— Start —
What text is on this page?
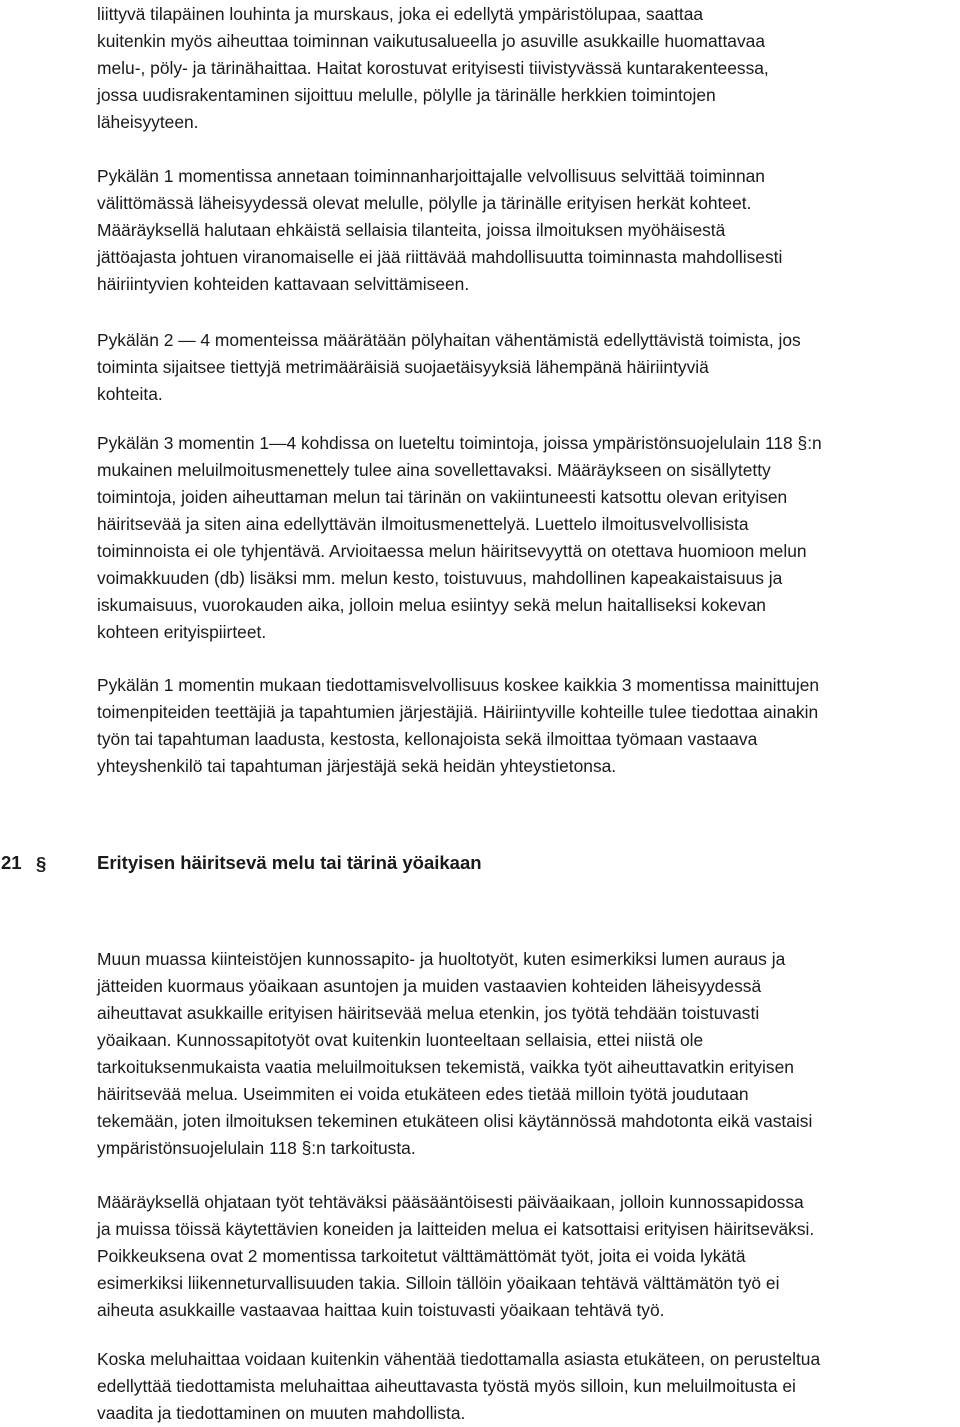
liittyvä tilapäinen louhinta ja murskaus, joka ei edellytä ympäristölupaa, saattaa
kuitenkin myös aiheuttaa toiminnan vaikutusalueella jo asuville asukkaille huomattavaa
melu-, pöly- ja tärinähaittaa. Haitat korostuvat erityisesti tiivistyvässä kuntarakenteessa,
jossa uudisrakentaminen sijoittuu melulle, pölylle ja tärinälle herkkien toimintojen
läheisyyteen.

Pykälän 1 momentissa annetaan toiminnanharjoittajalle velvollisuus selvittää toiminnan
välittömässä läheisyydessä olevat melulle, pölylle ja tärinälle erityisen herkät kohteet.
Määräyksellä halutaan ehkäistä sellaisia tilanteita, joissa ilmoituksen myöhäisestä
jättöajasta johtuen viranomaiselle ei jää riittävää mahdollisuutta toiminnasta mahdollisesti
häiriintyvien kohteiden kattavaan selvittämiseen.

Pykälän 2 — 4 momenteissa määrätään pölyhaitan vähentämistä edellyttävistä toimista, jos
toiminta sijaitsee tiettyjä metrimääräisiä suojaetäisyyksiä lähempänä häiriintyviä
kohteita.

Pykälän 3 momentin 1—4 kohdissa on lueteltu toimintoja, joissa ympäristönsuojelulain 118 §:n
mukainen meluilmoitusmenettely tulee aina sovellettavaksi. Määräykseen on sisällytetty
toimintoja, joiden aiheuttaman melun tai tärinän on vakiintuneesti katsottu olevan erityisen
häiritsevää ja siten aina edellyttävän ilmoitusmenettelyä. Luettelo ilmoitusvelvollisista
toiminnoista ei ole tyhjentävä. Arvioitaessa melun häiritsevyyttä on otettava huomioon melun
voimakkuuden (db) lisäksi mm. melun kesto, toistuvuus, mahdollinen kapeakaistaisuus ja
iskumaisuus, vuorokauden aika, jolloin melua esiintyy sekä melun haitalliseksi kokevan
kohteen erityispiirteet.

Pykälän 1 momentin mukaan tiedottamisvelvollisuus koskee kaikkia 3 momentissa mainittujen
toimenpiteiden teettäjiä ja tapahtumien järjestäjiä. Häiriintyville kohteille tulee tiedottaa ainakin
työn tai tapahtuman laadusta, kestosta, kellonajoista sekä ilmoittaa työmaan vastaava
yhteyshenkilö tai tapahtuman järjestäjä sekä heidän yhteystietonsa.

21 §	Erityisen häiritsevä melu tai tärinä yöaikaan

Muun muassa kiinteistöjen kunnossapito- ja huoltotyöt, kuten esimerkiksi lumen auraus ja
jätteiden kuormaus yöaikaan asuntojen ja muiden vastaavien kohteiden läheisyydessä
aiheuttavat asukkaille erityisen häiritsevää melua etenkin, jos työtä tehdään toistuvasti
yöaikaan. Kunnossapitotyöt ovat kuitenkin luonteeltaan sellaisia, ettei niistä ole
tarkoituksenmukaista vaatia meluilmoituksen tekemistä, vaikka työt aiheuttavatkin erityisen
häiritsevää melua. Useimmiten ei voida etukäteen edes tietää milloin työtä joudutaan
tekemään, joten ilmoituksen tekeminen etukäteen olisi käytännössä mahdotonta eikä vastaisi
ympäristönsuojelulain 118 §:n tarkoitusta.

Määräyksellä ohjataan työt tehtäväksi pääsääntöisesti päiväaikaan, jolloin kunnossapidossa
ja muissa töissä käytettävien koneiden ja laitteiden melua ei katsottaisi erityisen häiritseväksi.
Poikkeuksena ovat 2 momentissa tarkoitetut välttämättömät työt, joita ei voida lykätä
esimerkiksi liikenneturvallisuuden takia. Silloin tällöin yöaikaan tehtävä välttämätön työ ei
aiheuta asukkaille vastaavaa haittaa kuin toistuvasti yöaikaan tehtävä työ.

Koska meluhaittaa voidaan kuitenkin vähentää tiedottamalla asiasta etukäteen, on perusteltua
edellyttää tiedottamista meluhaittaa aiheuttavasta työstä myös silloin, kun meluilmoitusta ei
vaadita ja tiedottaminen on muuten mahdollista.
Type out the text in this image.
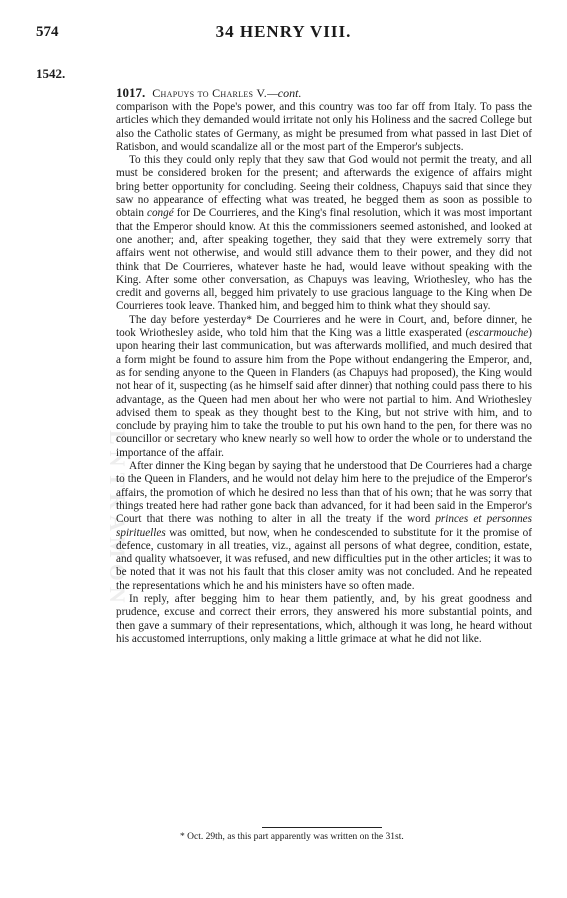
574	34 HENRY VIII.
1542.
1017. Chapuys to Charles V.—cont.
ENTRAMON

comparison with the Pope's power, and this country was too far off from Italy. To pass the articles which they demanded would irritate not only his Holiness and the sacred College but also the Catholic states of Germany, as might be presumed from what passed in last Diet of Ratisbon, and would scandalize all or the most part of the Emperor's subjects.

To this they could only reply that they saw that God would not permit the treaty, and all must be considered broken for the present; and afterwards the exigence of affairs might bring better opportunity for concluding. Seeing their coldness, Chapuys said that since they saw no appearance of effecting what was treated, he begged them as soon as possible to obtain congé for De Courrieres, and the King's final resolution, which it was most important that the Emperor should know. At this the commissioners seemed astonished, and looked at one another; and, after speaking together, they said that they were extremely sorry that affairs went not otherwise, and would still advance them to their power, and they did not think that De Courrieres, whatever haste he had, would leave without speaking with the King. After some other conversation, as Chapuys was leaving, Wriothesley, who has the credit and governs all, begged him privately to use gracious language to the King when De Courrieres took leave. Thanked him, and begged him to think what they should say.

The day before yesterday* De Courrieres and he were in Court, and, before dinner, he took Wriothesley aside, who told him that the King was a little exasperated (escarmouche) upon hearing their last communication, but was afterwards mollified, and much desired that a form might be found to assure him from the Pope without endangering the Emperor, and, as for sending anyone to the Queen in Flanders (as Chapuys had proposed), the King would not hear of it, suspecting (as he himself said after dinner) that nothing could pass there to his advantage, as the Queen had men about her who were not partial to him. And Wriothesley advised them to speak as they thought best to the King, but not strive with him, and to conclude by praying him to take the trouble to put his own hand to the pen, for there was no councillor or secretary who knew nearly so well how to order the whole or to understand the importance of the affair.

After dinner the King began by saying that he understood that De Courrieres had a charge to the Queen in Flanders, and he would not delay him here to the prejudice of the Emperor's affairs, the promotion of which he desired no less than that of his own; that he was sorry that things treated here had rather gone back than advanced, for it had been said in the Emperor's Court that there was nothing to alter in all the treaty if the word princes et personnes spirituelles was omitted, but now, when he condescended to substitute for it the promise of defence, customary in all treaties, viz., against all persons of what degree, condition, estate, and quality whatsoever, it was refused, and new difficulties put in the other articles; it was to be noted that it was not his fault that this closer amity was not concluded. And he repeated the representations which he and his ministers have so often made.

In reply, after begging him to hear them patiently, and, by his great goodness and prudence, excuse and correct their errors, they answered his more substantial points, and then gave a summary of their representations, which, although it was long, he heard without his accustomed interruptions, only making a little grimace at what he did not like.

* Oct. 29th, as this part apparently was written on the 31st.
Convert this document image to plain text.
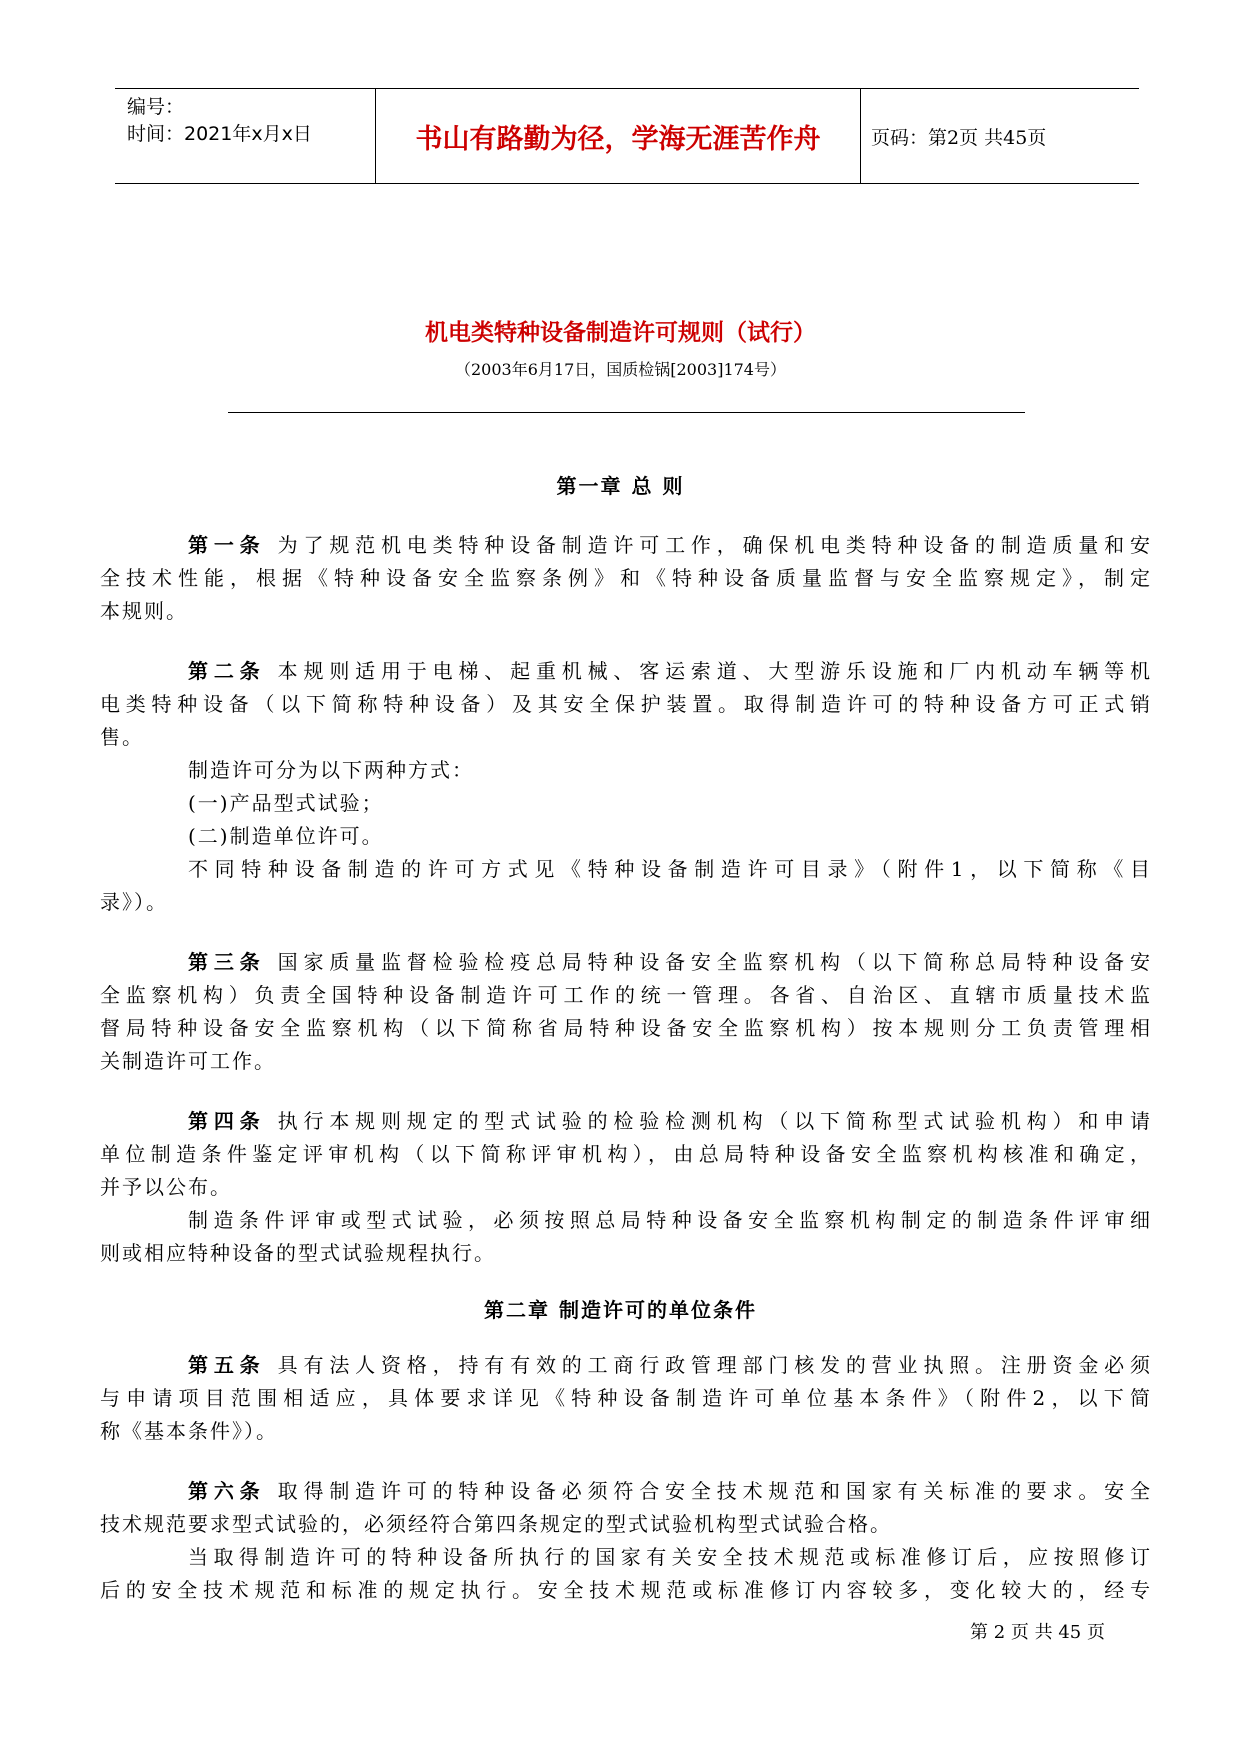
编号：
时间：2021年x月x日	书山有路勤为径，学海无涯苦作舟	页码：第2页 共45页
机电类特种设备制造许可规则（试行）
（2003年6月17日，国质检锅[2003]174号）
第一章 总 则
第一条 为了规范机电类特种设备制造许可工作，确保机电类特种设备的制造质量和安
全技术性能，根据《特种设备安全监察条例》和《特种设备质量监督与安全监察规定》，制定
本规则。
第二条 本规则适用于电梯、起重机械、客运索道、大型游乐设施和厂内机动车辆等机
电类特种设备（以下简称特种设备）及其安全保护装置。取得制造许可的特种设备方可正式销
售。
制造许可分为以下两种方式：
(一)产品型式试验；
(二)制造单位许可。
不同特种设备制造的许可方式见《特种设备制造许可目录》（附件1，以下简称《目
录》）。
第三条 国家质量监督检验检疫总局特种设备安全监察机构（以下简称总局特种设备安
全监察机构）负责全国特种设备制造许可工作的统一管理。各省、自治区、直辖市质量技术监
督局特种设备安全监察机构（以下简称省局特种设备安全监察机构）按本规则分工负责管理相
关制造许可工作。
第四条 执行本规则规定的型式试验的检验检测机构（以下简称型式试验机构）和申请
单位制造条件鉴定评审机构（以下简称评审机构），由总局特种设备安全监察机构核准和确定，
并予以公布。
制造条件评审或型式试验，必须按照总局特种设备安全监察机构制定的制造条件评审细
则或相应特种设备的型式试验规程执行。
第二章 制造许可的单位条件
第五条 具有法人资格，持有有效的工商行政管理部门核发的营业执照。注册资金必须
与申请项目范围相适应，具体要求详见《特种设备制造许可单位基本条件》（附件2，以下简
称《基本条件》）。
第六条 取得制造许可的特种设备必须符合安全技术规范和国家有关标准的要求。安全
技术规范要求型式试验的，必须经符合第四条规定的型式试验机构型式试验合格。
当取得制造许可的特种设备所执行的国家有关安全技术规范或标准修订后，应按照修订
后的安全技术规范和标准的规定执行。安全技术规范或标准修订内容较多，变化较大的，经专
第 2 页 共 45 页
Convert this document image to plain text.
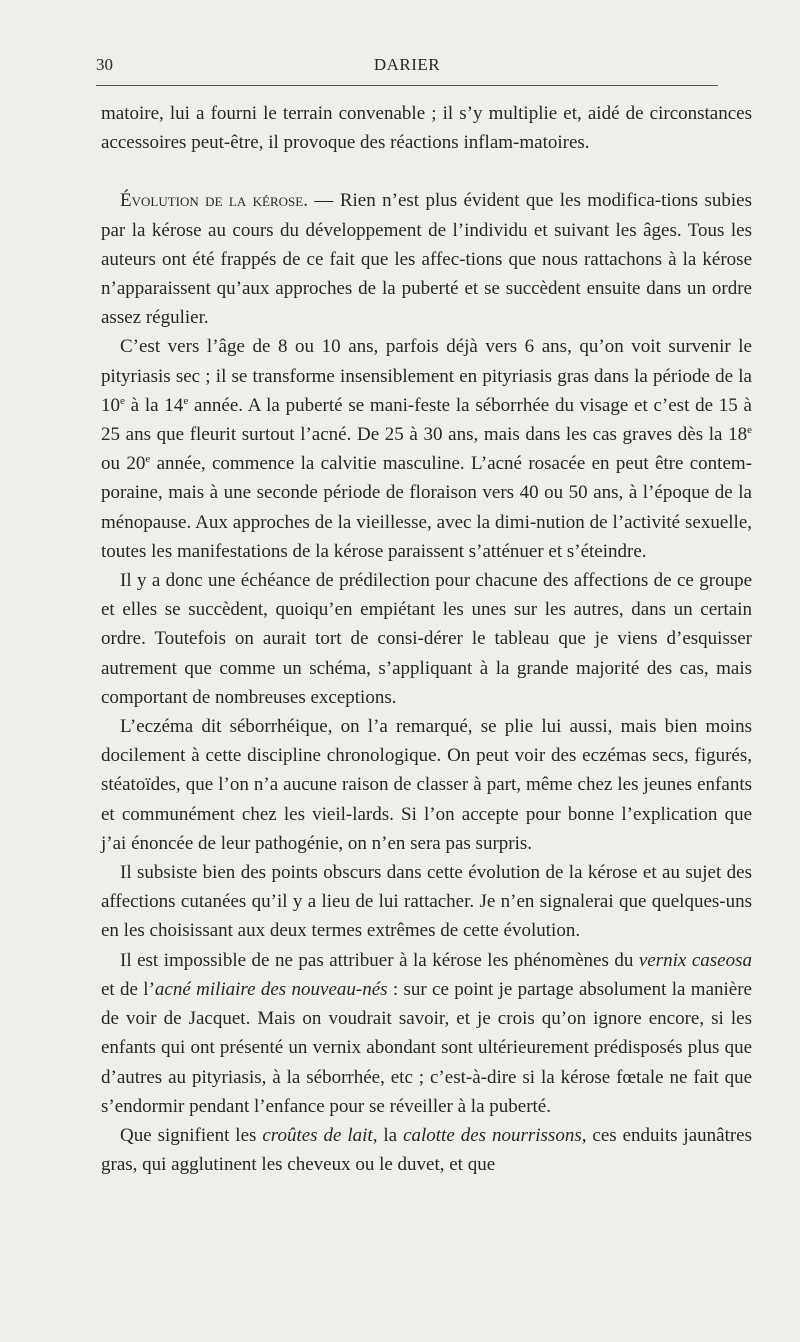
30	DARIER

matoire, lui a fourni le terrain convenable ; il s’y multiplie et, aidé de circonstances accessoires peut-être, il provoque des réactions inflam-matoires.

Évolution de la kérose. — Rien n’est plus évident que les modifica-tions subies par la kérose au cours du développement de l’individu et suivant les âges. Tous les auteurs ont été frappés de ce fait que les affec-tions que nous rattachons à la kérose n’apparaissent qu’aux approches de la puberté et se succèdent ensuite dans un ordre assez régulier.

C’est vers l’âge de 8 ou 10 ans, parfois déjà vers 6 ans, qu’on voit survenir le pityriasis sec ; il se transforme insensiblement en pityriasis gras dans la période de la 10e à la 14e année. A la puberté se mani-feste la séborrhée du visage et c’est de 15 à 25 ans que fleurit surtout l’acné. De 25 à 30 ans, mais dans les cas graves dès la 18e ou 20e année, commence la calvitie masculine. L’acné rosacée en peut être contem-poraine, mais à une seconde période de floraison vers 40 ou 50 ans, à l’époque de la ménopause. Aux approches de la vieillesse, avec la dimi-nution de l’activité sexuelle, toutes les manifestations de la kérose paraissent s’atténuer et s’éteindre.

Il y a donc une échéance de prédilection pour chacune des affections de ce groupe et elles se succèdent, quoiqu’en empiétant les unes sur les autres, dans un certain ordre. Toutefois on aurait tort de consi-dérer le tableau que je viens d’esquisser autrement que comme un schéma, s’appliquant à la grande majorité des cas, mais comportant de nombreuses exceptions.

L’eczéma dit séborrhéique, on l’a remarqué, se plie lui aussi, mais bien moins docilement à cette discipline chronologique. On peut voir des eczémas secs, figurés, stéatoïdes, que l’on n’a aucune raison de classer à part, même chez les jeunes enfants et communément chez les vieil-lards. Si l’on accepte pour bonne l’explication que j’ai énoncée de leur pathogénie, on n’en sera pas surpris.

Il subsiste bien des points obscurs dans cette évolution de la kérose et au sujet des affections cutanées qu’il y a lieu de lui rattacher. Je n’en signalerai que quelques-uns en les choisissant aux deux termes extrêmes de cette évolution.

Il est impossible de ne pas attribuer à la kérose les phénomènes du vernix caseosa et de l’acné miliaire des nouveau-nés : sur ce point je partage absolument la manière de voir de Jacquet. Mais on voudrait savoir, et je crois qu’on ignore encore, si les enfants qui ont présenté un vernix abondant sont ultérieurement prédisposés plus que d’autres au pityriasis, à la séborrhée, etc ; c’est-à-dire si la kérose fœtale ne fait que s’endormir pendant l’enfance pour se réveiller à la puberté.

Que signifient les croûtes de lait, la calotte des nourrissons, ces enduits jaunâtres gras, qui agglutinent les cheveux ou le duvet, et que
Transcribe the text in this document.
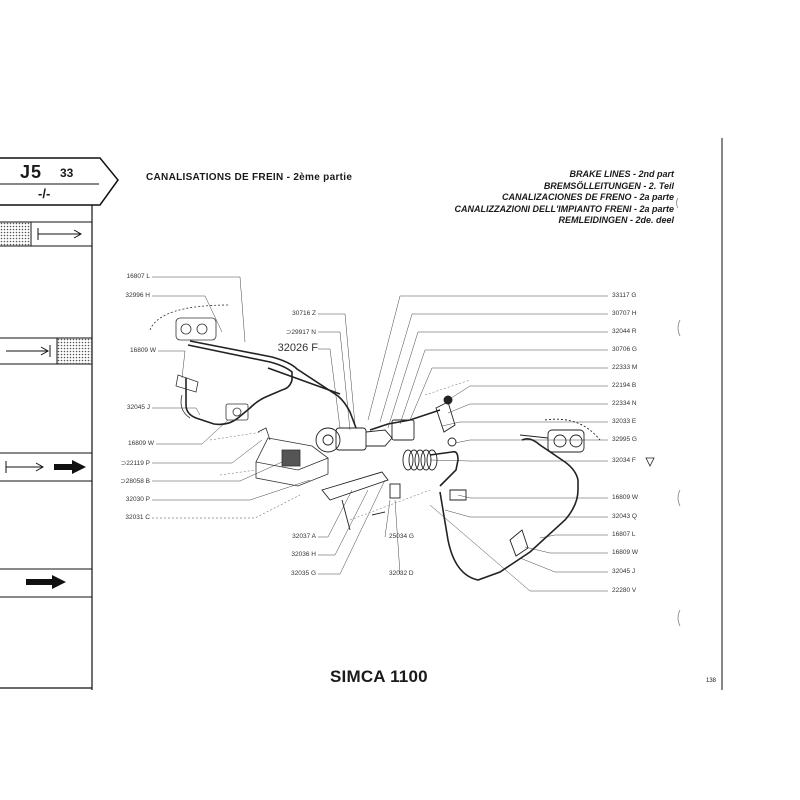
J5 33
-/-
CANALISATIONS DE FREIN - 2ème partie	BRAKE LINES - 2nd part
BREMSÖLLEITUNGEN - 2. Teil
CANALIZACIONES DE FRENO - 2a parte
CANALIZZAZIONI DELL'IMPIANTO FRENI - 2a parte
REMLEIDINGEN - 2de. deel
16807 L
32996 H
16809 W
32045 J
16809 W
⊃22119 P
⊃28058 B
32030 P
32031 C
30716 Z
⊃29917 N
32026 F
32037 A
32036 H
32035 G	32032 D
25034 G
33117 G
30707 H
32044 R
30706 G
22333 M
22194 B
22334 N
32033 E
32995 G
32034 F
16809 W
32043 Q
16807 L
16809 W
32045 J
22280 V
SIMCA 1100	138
— End —
## What needs to be done
Your answer should be a single number: the count of lines in the data that include the word "parte".

## The output
2